(Source records)
• • • • • • •

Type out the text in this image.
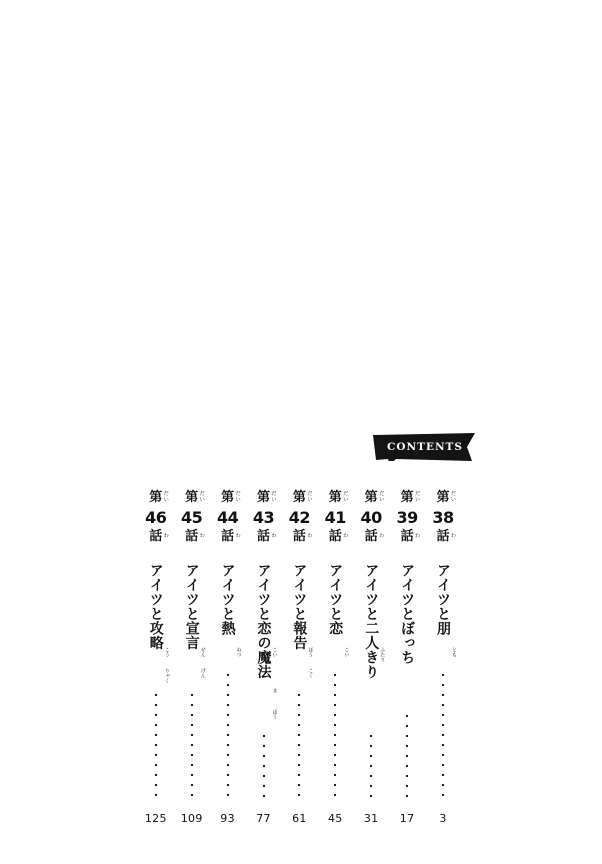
CONTENTS
第 だい
38
話 わ
アイツと朋
とも
3
第 だい
39
話 わ
アイツとぼっち
17
第 だい
40
話 わ
アイツと二人きり ふたり
31
第 だい
41
話 わ
アイツと恋
こい
45
第 だい
42
話 わ
アイツと報告
ほう
こく
61
第 だい
43
話 わ
アイツと恋の魔法 こい
ま
ほう
77
第 だい
44
話 わ
アイツと熱
ねつ
93
第 だい
45
話 わ
アイツと宣言
せん
げん
109
第 だい
46
話 わ
アイツと攻略
こう
りゃく
125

• • • • • • •

All of the material above should be reproduced exactly, except the pictures.

### WRITTEN SOLUTION
Type out the text in this image.
CONTENTS
第 だい
38
話 わ
アイツと朋
とも
3
第 だい
39
話 わ
アイツとぼっち
17
第 だい
40
話 わ
アイツと二人きり ふたり
31
第 だい
41
話 わ
アイツと恋
こい
45
第 だい
42
話 わ
アイツと報告
ほう
こく
61
第 だい
43
話 わ
アイツと恋の魔法 こい
ま
ほう
77
第 だい
44
話 わ
アイツと熱
ねつ
93
第 だい
45
話 わ
アイツと宣言
せん
げん
109
第 だい
46
話 わ
アイツと攻略
こう
りゃく
125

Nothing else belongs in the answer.